**THE EXERCISE**
What follows are records. Restate all of them word for word.

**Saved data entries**
++++++++++
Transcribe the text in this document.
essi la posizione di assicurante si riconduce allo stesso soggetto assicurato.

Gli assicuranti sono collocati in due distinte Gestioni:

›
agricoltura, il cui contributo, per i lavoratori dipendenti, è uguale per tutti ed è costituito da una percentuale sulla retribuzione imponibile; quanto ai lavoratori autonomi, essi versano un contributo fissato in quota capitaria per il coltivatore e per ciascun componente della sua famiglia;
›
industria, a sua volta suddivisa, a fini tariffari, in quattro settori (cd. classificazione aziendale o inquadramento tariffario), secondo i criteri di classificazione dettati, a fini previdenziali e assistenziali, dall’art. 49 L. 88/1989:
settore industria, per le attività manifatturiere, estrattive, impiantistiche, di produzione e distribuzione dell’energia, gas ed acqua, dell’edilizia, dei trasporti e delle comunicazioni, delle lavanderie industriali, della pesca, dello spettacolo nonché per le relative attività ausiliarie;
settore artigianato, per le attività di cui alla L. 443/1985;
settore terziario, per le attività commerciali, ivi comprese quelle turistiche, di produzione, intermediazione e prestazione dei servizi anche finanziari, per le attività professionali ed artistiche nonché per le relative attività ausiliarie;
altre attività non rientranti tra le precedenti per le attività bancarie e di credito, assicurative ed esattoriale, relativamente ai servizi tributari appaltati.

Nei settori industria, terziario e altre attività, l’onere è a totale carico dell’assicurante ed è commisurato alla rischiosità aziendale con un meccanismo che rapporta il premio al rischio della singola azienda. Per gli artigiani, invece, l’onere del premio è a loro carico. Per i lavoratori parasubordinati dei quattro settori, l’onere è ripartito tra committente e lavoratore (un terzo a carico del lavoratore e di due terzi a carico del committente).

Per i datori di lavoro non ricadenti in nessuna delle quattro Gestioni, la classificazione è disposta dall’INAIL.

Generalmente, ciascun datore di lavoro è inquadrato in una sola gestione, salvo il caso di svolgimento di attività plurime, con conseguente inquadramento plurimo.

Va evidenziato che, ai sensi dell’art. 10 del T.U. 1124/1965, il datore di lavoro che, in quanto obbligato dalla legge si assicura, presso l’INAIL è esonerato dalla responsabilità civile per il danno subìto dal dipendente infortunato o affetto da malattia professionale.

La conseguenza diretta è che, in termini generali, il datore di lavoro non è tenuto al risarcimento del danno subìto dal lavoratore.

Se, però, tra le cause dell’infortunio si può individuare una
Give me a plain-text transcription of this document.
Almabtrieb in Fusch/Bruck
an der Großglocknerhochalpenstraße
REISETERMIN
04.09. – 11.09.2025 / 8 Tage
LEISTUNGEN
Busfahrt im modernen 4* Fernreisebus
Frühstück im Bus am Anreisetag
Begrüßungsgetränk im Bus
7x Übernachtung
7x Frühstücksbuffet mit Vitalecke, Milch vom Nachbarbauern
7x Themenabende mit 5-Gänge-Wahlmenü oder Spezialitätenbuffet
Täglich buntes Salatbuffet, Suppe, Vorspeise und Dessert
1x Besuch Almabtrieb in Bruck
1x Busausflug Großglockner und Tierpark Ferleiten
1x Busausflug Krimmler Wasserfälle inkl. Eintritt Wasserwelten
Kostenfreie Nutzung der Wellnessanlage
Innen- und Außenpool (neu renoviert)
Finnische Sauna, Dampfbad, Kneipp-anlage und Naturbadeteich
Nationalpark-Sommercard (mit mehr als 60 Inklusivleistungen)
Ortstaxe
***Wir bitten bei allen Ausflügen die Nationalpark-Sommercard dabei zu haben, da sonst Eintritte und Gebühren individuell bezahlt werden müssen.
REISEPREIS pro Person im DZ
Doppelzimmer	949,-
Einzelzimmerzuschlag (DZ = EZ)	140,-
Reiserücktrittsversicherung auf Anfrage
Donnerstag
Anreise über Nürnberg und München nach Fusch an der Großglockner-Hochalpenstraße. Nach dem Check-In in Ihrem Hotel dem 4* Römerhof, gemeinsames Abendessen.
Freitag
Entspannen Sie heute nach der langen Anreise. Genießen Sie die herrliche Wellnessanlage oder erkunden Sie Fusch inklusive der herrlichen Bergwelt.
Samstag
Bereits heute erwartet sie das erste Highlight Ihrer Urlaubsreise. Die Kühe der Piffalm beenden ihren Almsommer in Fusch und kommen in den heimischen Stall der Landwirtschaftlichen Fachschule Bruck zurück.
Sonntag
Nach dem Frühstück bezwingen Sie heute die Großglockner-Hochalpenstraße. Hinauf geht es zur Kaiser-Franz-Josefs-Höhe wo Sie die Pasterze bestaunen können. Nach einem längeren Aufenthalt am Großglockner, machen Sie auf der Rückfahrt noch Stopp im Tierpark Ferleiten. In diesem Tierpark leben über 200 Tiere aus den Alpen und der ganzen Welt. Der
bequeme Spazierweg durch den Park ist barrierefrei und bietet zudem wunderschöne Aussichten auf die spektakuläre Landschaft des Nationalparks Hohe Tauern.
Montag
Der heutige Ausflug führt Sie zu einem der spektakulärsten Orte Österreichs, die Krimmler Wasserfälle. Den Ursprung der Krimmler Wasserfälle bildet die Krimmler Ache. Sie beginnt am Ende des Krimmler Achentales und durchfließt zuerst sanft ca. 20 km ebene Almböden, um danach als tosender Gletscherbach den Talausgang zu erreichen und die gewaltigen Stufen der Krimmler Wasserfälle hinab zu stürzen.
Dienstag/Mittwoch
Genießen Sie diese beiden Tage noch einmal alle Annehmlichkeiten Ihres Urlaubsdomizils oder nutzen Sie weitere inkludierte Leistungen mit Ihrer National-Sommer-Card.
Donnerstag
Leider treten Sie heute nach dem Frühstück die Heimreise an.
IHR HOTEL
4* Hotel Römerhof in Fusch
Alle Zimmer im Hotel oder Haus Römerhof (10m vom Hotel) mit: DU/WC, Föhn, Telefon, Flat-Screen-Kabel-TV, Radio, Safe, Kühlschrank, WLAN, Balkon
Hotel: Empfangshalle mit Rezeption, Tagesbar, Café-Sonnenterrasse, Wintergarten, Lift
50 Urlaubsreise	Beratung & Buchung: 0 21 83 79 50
++++++++++
**ANSWER TO THIS EXERCISE**
Transcribe the text in this document.
essi la posizione di assicurante si riconduce allo stesso soggetto assicurato.

Gli assicuranti sono collocati in due distinte Gestioni:

›
agricoltura, il cui contributo, per i lavoratori dipendenti, è uguale per tutti ed è costituito da una percentuale sulla retribuzione imponibile; quanto ai lavoratori autonomi, essi versano un contributo fissato in quota capitaria per il coltivatore e per ciascun componente della sua famiglia;
›
industria, a sua volta suddivisa, a fini tariffari, in quattro settori (cd. classificazione aziendale o inquadramento tariffario), secondo i criteri di classificazione dettati, a fini previdenziali e assistenziali, dall’art. 49 L. 88/1989:
settore industria, per le attività manifatturiere, estrattive, impiantistiche, di produzione e distribuzione dell’energia, gas ed acqua, dell’edilizia, dei trasporti e delle comunicazioni, delle lavanderie industriali, della pesca, dello spettacolo nonché per le relative attività ausiliarie;
settore artigianato, per le attività di cui alla L. 443/1985;
settore terziario, per le attività commerciali, ivi comprese quelle turistiche, di produzione, intermediazione e prestazione dei servizi anche finanziari, per le attività professionali ed artistiche nonché per le relative attività ausiliarie;
altre attività non rientranti tra le precedenti per le attività bancarie e di credito, assicurative ed esattoriale, relativamente ai servizi tributari appaltati.

Nei settori industria, terziario e altre attività, l’onere è a totale carico dell’assicurante ed è commisurato alla rischiosità aziendale con un meccanismo che rapporta il premio al rischio della singola azienda. Per gli artigiani, invece, l’onere del premio è a loro carico. Per i lavoratori parasubordinati dei quattro settori, l’onere è ripartito tra committente e lavoratore (un terzo a carico del lavoratore e di due terzi a carico del committente).

Per i datori di lavoro non ricadenti in nessuna delle quattro Gestioni, la classificazione è disposta dall’INAIL.

Generalmente, ciascun datore di lavoro è inquadrato in una sola gestione, salvo il caso di svolgimento di attività plurime, con conseguente inquadramento plurimo.

Va evidenziato che, ai sensi dell’art. 10 del T.U. 1124/1965, il datore di lavoro che, in quanto obbligato dalla legge si assicura, presso l’INAIL è esonerato dalla responsabilità civile per il danno subìto dal dipendente infortunato o affetto da malattia professionale.

La conseguenza diretta è che, in termini generali, il datore di lavoro non è tenuto al risarcimento del danno subìto dal lavoratore.

Se, però, tra le cause dell’infortunio si può individuare una
Give me a plain-text transcription of this document.
Almabtrieb in Fusch/Bruck
an der Großglocknerhochalpenstraße
REISETERMIN
04.09. – 11.09.2025 / 8 Tage
LEISTUNGEN
Busfahrt im modernen 4* Fernreisebus
Frühstück im Bus am Anreisetag
Begrüßungsgetränk im Bus
7x Übernachtung
7x Frühstücksbuffet mit Vitalecke, Milch vom Nachbarbauern
7x Themenabende mit 5-Gänge-Wahlmenü oder Spezialitätenbuffet
Täglich buntes Salatbuffet, Suppe, Vorspeise und Dessert
1x Besuch Almabtrieb in Bruck
1x Busausflug Großglockner und Tierpark Ferleiten
1x Busausflug Krimmler Wasserfälle inkl. Eintritt Wasserwelten
Kostenfreie Nutzung der Wellnessanlage
Innen- und Außenpool (neu renoviert)
Finnische Sauna, Dampfbad, Kneipp-anlage und Naturbadeteich
Nationalpark-Sommercard (mit mehr als 60 Inklusivleistungen)
Ortstaxe
***Wir bitten bei allen Ausflügen die Nationalpark-Sommercard dabei zu haben, da sonst Eintritte und Gebühren individuell bezahlt werden müssen.
REISEPREIS pro Person im DZ
Doppelzimmer	949,-
Einzelzimmerzuschlag (DZ = EZ)	140,-
Reiserücktrittsversicherung auf Anfrage
Donnerstag
Anreise über Nürnberg und München nach Fusch an der Großglockner-Hochalpenstraße. Nach dem Check-In in Ihrem Hotel dem 4* Römerhof, gemeinsames Abendessen.
Freitag
Entspannen Sie heute nach der langen Anreise. Genießen Sie die herrliche Wellnessanlage oder erkunden Sie Fusch inklusive der herrlichen Bergwelt.
Samstag
Bereits heute erwartet sie das erste Highlight Ihrer Urlaubsreise. Die Kühe der Piffalm beenden ihren Almsommer in Fusch und kommen in den heimischen Stall der Landwirtschaftlichen Fachschule Bruck zurück.
Sonntag
Nach dem Frühstück bezwingen Sie heute die Großglockner-Hochalpenstraße. Hinauf geht es zur Kaiser-Franz-Josefs-Höhe wo Sie die Pasterze bestaunen können. Nach einem längeren Aufenthalt am Großglockner, machen Sie auf der Rückfahrt noch Stopp im Tierpark Ferleiten. In diesem Tierpark leben über 200 Tiere aus den Alpen und der ganzen Welt. Der
bequeme Spazierweg durch den Park ist barrierefrei und bietet zudem wunderschöne Aussichten auf die spektakuläre Landschaft des Nationalparks Hohe Tauern.
Montag
Der heutige Ausflug führt Sie zu einem der spektakulärsten Orte Österreichs, die Krimmler Wasserfälle. Den Ursprung der Krimmler Wasserfälle bildet die Krimmler Ache. Sie beginnt am Ende des Krimmler Achentales und durchfließt zuerst sanft ca. 20 km ebene Almböden, um danach als tosender Gletscherbach den Talausgang zu erreichen und die gewaltigen Stufen der Krimmler Wasserfälle hinab zu stürzen.
Dienstag/Mittwoch
Genießen Sie diese beiden Tage noch einmal alle Annehmlichkeiten Ihres Urlaubsdomizils oder nutzen Sie weitere inkludierte Leistungen mit Ihrer National-Sommer-Card.
Donnerstag
Leider treten Sie heute nach dem Frühstück die Heimreise an.
IHR HOTEL
4* Hotel Römerhof in Fusch
Alle Zimmer im Hotel oder Haus Römerhof (10m vom Hotel) mit: DU/WC, Föhn, Telefon, Flat-Screen-Kabel-TV, Radio, Safe, Kühlschrank, WLAN, Balkon
Hotel: Empfangshalle mit Rezeption, Tagesbar, Café-Sonnenterrasse, Wintergarten, Lift
50 Urlaubsreise	Beratung & Buchung: 0 21 83 79 50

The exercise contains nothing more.